What is required>
Search the records for the word "label" and pick out every line that has it.

Records shown>
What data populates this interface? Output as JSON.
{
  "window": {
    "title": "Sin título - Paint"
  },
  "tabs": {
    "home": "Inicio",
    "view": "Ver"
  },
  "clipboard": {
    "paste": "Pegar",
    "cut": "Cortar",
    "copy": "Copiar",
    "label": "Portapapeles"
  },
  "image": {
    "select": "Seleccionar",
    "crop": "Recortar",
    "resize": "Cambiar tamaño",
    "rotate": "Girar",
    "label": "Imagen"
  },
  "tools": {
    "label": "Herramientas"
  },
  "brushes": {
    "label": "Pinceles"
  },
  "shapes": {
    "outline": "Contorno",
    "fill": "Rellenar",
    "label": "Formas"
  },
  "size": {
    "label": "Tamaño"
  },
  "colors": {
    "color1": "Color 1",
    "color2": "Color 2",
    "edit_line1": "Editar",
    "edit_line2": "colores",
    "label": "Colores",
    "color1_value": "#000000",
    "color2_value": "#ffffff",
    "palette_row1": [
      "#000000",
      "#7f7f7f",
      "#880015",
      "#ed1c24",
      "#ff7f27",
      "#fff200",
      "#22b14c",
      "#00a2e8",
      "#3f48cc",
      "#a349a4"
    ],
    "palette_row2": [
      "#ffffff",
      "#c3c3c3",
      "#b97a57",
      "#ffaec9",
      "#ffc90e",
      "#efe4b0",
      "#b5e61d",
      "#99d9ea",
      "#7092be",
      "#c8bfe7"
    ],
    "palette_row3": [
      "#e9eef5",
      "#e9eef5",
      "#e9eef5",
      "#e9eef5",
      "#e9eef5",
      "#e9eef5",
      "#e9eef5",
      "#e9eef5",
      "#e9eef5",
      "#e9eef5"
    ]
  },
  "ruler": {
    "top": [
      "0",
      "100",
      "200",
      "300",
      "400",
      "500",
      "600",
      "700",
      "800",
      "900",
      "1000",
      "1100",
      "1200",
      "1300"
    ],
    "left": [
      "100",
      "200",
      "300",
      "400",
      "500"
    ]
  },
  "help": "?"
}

Answer for this exercise>
    "label": "Portapapeles"
    "label": "Imagen"
    "label": "Herramientas"
    "label": "Pinceles"
    "label": "Formas"
    "label": "Tamaño"
    "label": "Colores",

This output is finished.